→ **TASK TO COMPLETE**: Continue the email thread about taking a JBoss thread dump, starting right after its last line.

→ **TEXT PASSAGE**:

You can use that one or this 'simplified' short version
https://access.redhat.com/solutions/3227681

Artur

On Mon, Aug 9, 2021 at 5:01 PM Andrei Verovski <andre...@starlett.lv> wrote:

> Hi
>
>
> Should  I use threaddump_linux.sh.tar.gz ?
> from:
>
> https://access.redhat.com/solutions/18178
>
>
> > On 9 Aug 2021, at 17:56, Artur Socha <aso...@redhat.com> wrote:
> >
> > Actually you could even make 3 thread dumps in 30second intervals.
> > Artur
> >
> > On Mon, Aug 9, 2021 at 4:53 PM Artur Socha <aso...@redhat.com> wrote:
> > Unfortunately I don't see anything wrong in both engine and vdsm logs.
> > There is one last thing that comes to my mind that you try - restart
> engine service. That is exactly the case I have been investigating.
> > But before restarting I would like to ask you, if possible, for a java
> (jvm) thread dump.
> > The procedure is as follows:
> > 1)  find jboss pid  ie.
> > $ ps -ef | grep jboss | grep -v grep | awk '{ print $2 }'
> > 2) trigger thread dump
> > $ kill -3 <jboss-pid>
> > 3)  thread dump logs can be found at /var/log/ovirt-engine/console.log
> >
> > And then restart engine service to check if that helps.

→ **DATASET CONTENT**:

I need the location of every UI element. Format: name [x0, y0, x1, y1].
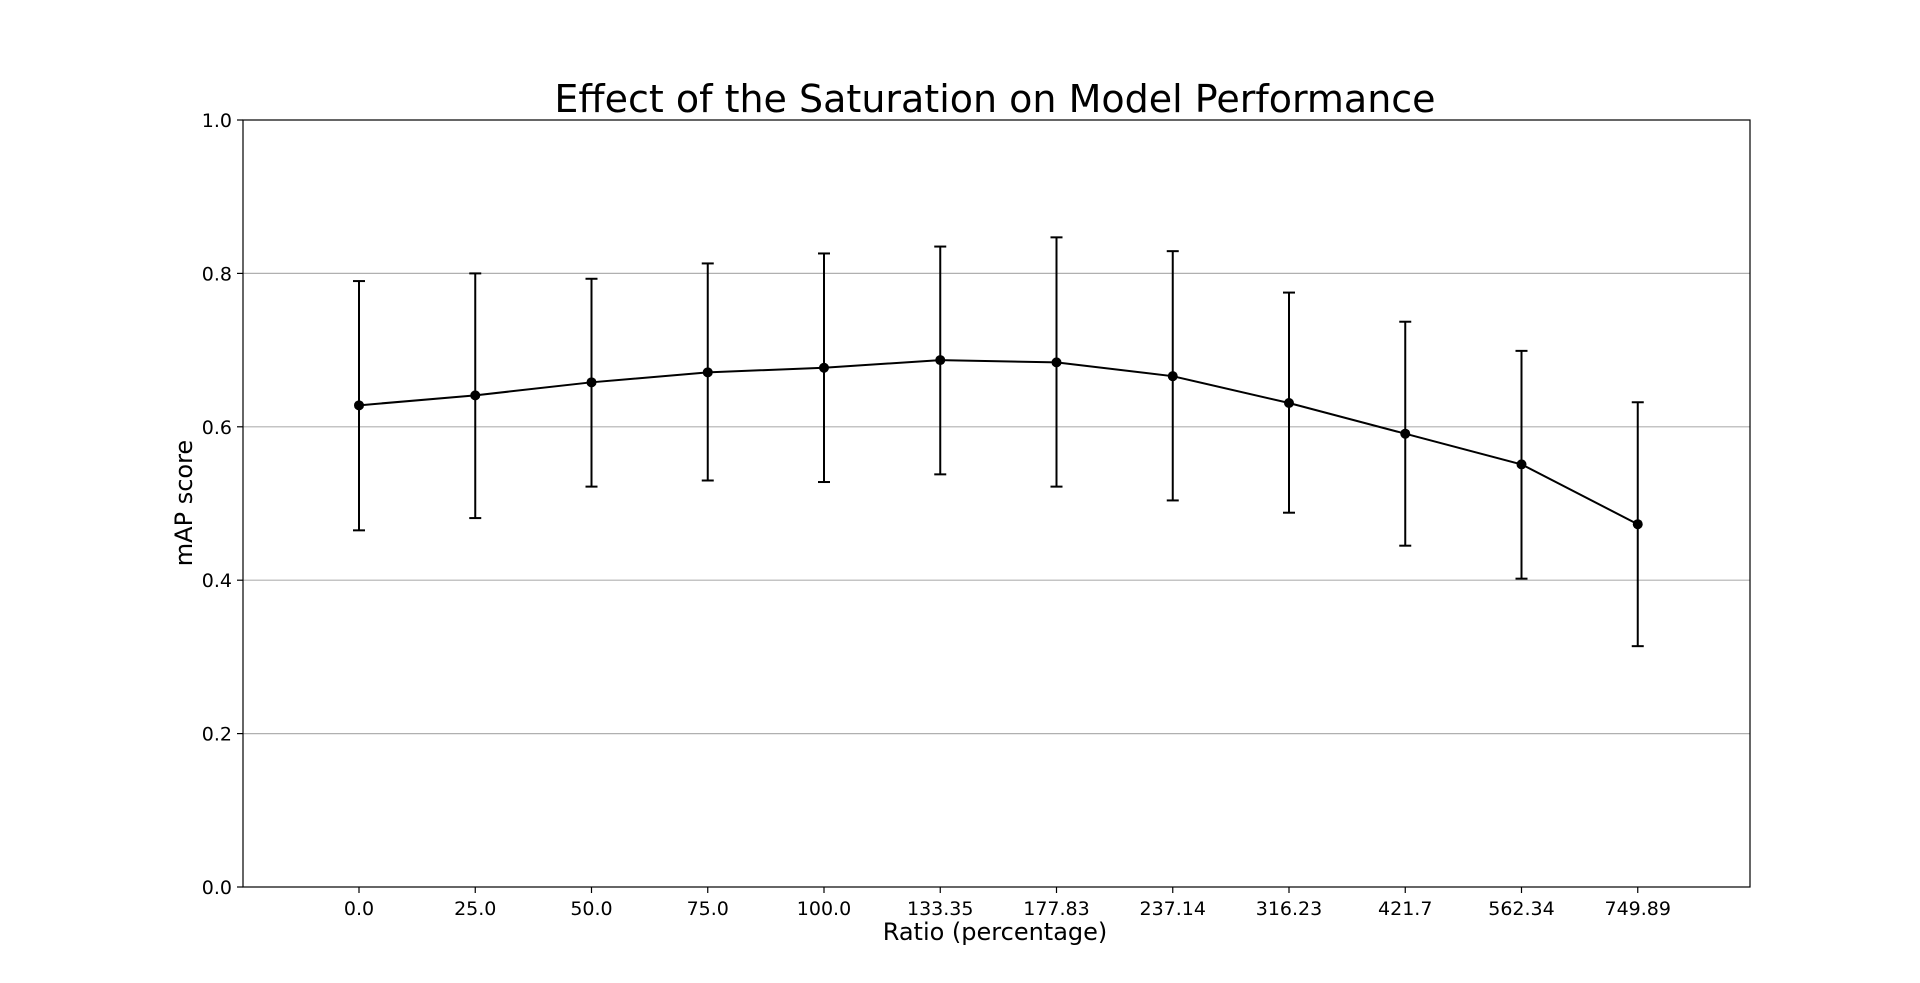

→ **EXERCISE ANSWER**:
> >
> > Artur
> >
> >
> > On Mon, Aug 9, 2021 at 2:19 PM Andrei Verovski <andre...@starlett.lv>
> wrote:
> > Hi, Artur,
> >
> > Small update with vdsm status, forgot to include in previous post.
> >
> > I partially fixed problem with VDSM start.
> >
> > Bug "Failed to create session: Start job for unit user-0.slice failed
> with ‘canceled’”
> > is being described here
> > https://bugzilla.redhat.com/show_bug.cgi?id=1967962
> > and fix seem to be available here, so I have downgraded systemd with
> backport fix:
> >
> http://people.redhat.com/dtardon/systemd/bz1642460-backport-UserStopDelaySec=/
> >
> > Now vdsmd service starts successfully, but node14 still cannot be
> activated because of same error. This is quite strange, before restart on
> Friday node just worked. There were no upgrades, nothing, just restart.
> >
> > [root@node14 ~]# service vdsmd status
> > Redirecting to /bin/systemctl status vdsmd.service
> > ● vdsmd.service - Virtual Desktop Server Manager
> >    Loaded: loaded (/usr/lib/systemd/system/vdsmd.service; enabled;
> vendor preset: disabled)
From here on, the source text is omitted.